◆ GOAL ◆
Can you transcribe every line exactly and leave the pictures behind?

>> BEGIN

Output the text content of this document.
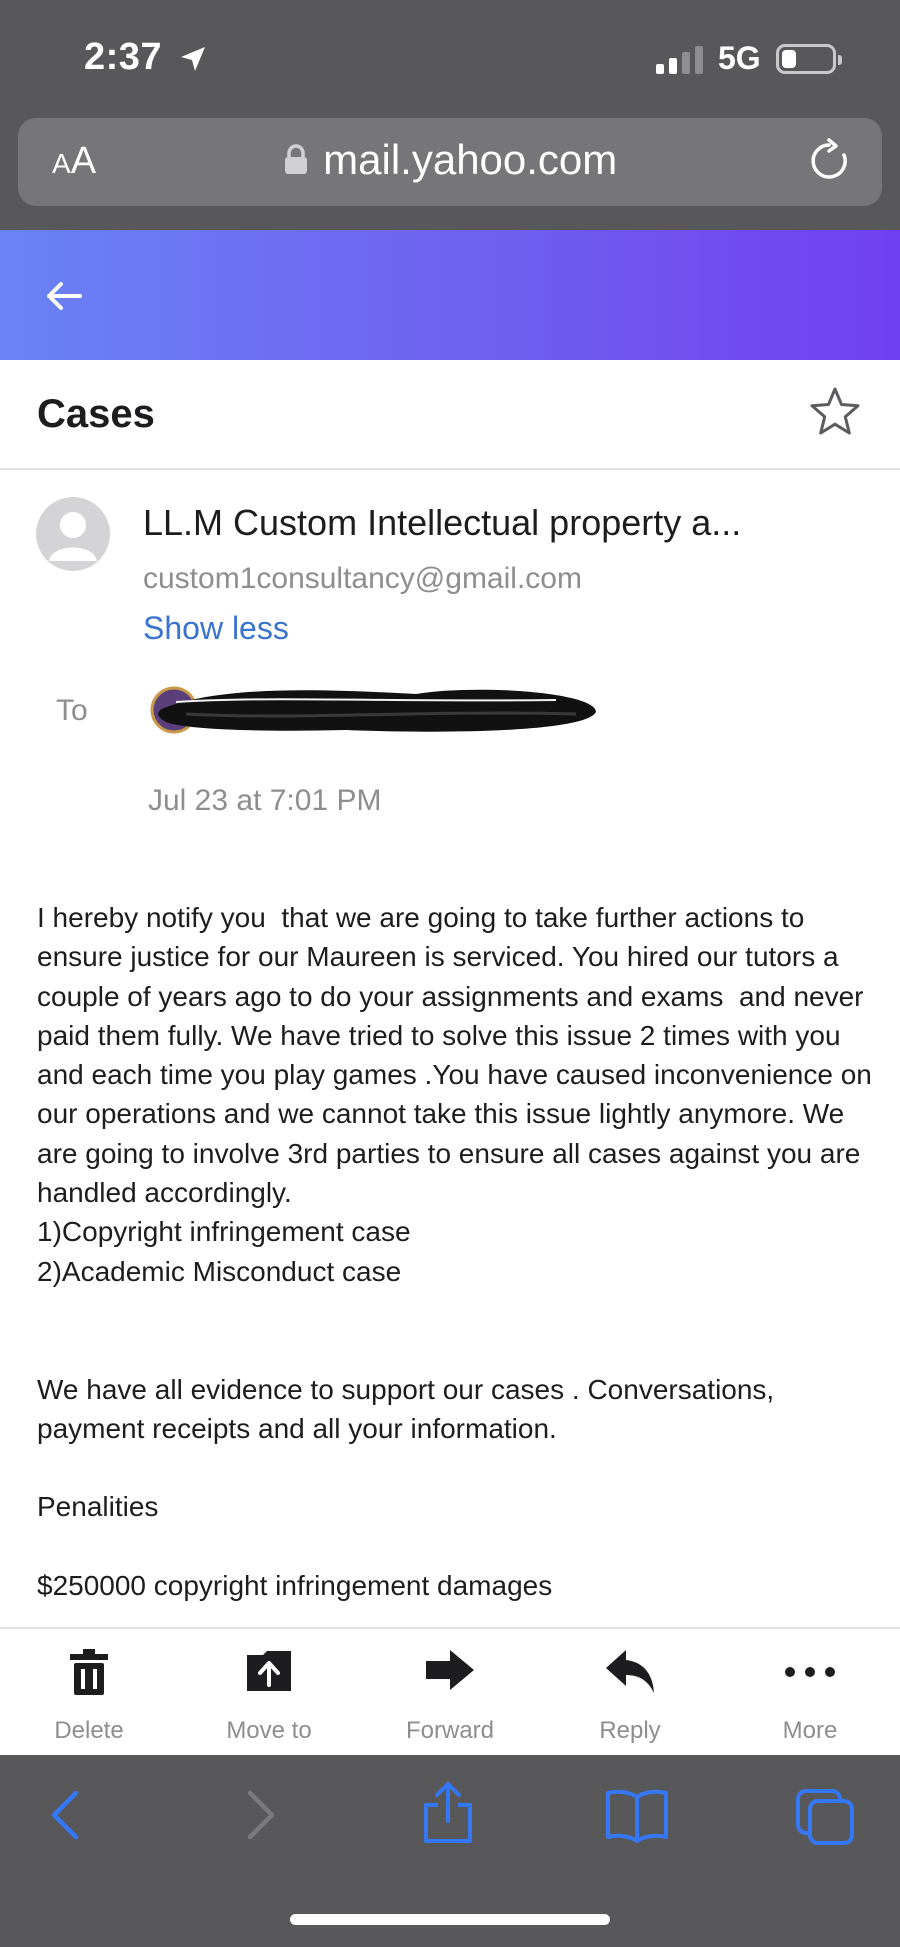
2:37	5G
AA	mail.yahoo.com
Cases
LL.M Custom Intellectual property a...
custom1consultancy@gmail.com
Show less
To
Jul 23 at 7:01 PM
I hereby notify you  that we are going to take further actions to ensure justice for our Maureen is serviced. You hired our tutors a couple of years ago to do your assignments and exams  and never paid them fully. We have tried to solve this issue 2 times with you and each time you play games .You have caused inconvenience on our operations and we cannot take this issue lightly anymore. We are going to involve 3rd parties to ensure all cases against you are handled accordingly.
1)Copyright infringement case
2)Academic Misconduct case

We have all evidence to support our cases . Conversations, payment receipts and all your information.

Penalities

$250000 copyright infringement damages
Delete	Move to	Forward	Reply	More
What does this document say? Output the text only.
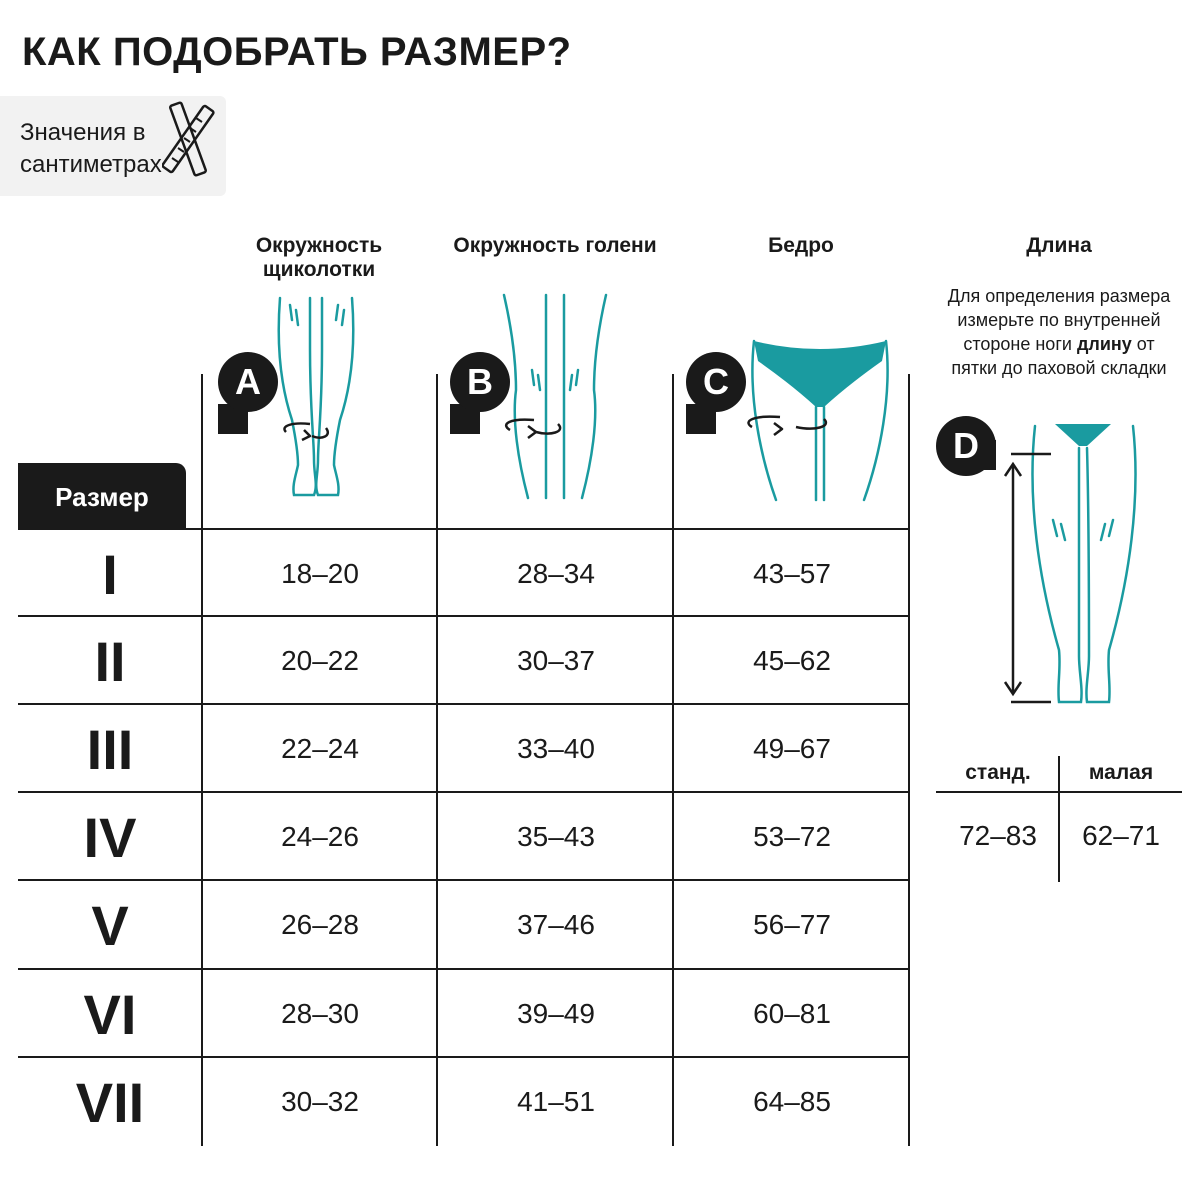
КАК ПОДОБРАТЬ РАЗМЕР?
Значения в сантиметрах
Окружность щиколотки
Окружность голени	Бедро	Длина
A	B	C
D
Для определения размера измерьте по внутренней стороне ноги длину от пятки до паховой складки
Размер
I	18–20	28–34	43–57
II	20–22	30–37	45–62
III	22–24	33–40	49–67
IV	24–26	35–43	53–72
V	26–28	37–46	56–77
VI	28–30	39–49	60–81
VII	30–32	41–51	64–85
станд.	малая
72–83	62–71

>> END

◆ COMPLETED TASK ◆
Output the text content of this document.
2:37	5G
AA	mail.yahoo.com
Cases
LL.M Custom Intellectual property a...
custom1consultancy@gmail.com
Show less
To
Jul 23 at 7:01 PM
I hereby notify you  that we are going to take further actions to ensure justice for our Maureen is serviced. You hired our tutors a couple of years ago to do your assignments and exams  and never paid them fully. We have tried to solve this issue 2 times with you and each time you play games .You have caused inconvenience on our operations and we cannot take this issue lightly anymore. We are going to involve 3rd parties to ensure all cases against you are handled accordingly.
1)Copyright infringement case
2)Academic Misconduct case

We have all evidence to support our cases . Conversations, payment receipts and all your information.

Penalities

$250000 copyright infringement damages
Delete	Move to	Forward	Reply	More
What does this document say? Output the text only.
КАК ПОДОБРАТЬ РАЗМЕР?
Значения в сантиметрах
Окружность щиколотки
Окружность голени	Бедро	Длина
A	B	C
D
Для определения размера измерьте по внутренней стороне ноги длину от пятки до паховой складки
Размер
I	18–20	28–34	43–57
II	20–22	30–37	45–62
III	22–24	33–40	49–67
IV	24–26	35–43	53–72
V	26–28	37–46	56–77
VI	28–30	39–49	60–81
VII	30–32	41–51	64–85
станд.	малая
72–83	62–71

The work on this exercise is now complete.